(Dataset records)
— Start —

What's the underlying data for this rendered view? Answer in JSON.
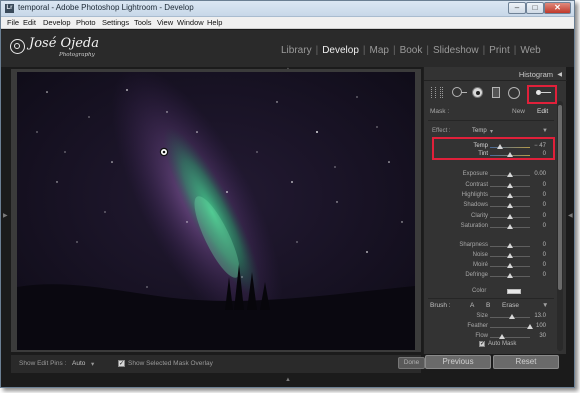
{
  "window": {
    "title": "temporal - Adobe Photoshop Lightroom - Develop",
    "app_icon": "Lr"
  },
  "menu": [
    "File",
    "Edit",
    "Develop",
    "Photo",
    "Settings",
    "Tools",
    "View",
    "Window",
    "Help"
  ],
  "identity": {
    "name": "José Ojeda",
    "sub": "Photography"
  },
  "modules": [
    "Library",
    "Develop",
    "Map",
    "Book",
    "Slideshow",
    "Print",
    "Web"
  ],
  "active_module": "Develop",
  "panel": {
    "histogram_label": "Histogram",
    "mask_label": "Mask :",
    "mask_new": "New",
    "mask_edit": "Edit",
    "effect_label": "Effect :",
    "effect_value": "Temp",
    "sliders": [
      {
        "label": "Temp",
        "value": "− 47",
        "pos": 0.25
      },
      {
        "label": "Tint",
        "value": "0",
        "pos": 0.5
      },
      {
        "label": "Exposure",
        "value": "0.00",
        "pos": 0.5
      },
      {
        "label": "Contrast",
        "value": "0",
        "pos": 0.5
      },
      {
        "label": "Highlights",
        "value": "0",
        "pos": 0.5
      },
      {
        "label": "Shadows",
        "value": "0",
        "pos": 0.5
      },
      {
        "label": "Clarity",
        "value": "0",
        "pos": 0.5
      },
      {
        "label": "Saturation",
        "value": "0",
        "pos": 0.5
      },
      {
        "label": "Sharpness",
        "value": "0",
        "pos": 0.5
      },
      {
        "label": "Noise",
        "value": "0",
        "pos": 0.5
      },
      {
        "label": "Moiré",
        "value": "0",
        "pos": 0.5
      },
      {
        "label": "Defringe",
        "value": "0",
        "pos": 0.5
      }
    ],
    "color_label": "Color",
    "brush": {
      "label": "Brush :",
      "a": "A",
      "b": "B",
      "erase": "Erase"
    },
    "brush_sliders": [
      {
        "label": "Size",
        "value": "13.0",
        "pos": 0.55
      },
      {
        "label": "Feather",
        "value": "100",
        "pos": 1.0
      },
      {
        "label": "Flow",
        "value": "30",
        "pos": 0.3
      }
    ],
    "auto_mask": "Auto Mask",
    "previous": "Previous",
    "reset": "Reset"
  },
  "toolbar": {
    "show_edit_pins_label": "Show Edit Pins :",
    "show_edit_pins_value": "Auto",
    "show_overlay_label": "Show Selected Mask Overlay",
    "done_label": "Done"
  }
}
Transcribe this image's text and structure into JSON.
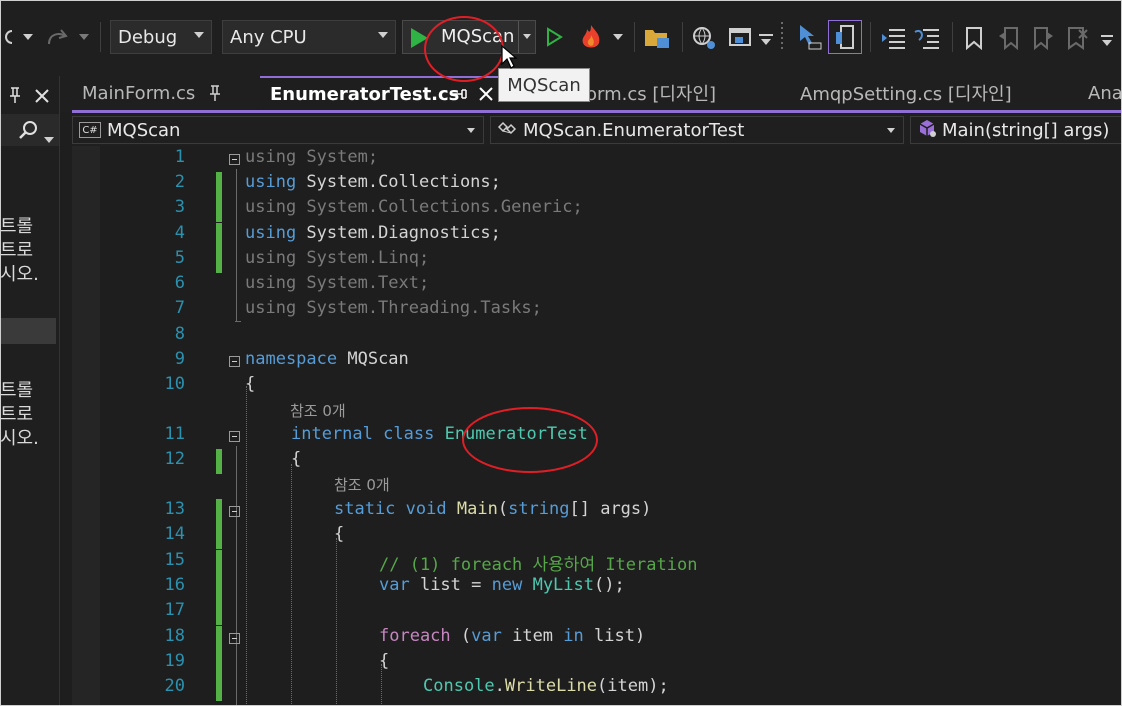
{
  "toolbar": {
    "config": "Debug",
    "platform": "Any CPU",
    "run_target": "MQScan",
    "tooltip": "MQScan"
  },
  "tabs": [
    {
      "label": "MainForm.cs",
      "pinned": true
    },
    {
      "label": "EnumeratorTest.cs",
      "active": true
    },
    {
      "label": "orm.cs [디자인]"
    },
    {
      "label": "AmqpSetting.cs [디자인]"
    },
    {
      "label": "Ana"
    }
  ],
  "left_panel": {
    "lines_a": [
      "트롤",
      "트로",
      "시오."
    ],
    "lines_b": [
      "트롤",
      "트로",
      "시오."
    ]
  },
  "navbar": {
    "project": "MQScan",
    "type": "MQScan.EnumeratorTest",
    "member": "Main(string[] args)",
    "project_icon_text": "C#"
  },
  "editor": {
    "lines": [
      {
        "n": "1",
        "code": "using System;"
      },
      {
        "n": "2",
        "code": "using System.Collections;"
      },
      {
        "n": "3",
        "code": "using System.Collections.Generic;"
      },
      {
        "n": "4",
        "code": "using System.Diagnostics;"
      },
      {
        "n": "5",
        "code": "using System.Linq;"
      },
      {
        "n": "6",
        "code": "using System.Text;"
      },
      {
        "n": "7",
        "code": "using System.Threading.Tasks;"
      },
      {
        "n": "8",
        "code": ""
      },
      {
        "n": "9",
        "code": "namespace MQScan"
      },
      {
        "n": "10",
        "code": "{"
      },
      {
        "n": "11",
        "code": "internal class EnumeratorTest"
      },
      {
        "n": "12",
        "code": "{"
      },
      {
        "n": "13",
        "code": "static void Main(string[] args)"
      },
      {
        "n": "14",
        "code": "{"
      },
      {
        "n": "15",
        "code": "// (1) foreach 사용하여 Iteration"
      },
      {
        "n": "16",
        "code": "var list = new MyList();"
      },
      {
        "n": "17",
        "code": ""
      },
      {
        "n": "18",
        "code": "foreach (var item in list)"
      },
      {
        "n": "19",
        "code": "{"
      },
      {
        "n": "20",
        "code": "Console.WriteLine(item);"
      }
    ],
    "ref_label": "참조 0개"
  },
  "colors": {
    "accent": "#8f6fd6",
    "change_bar": "#54b146",
    "annotation": "#e01e26"
  },
  "icons": [
    "debug-target-icon",
    "start-without-debug-icon",
    "hot-reload-icon",
    "folder-icon",
    "browser-link-icon",
    "bookmark-icon"
  ]
}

— End —

Search the data above for lines holding "Auto" and copy each of them.

    "auto_mask": "Auto Mask",
    "show_edit_pins_value": "Auto",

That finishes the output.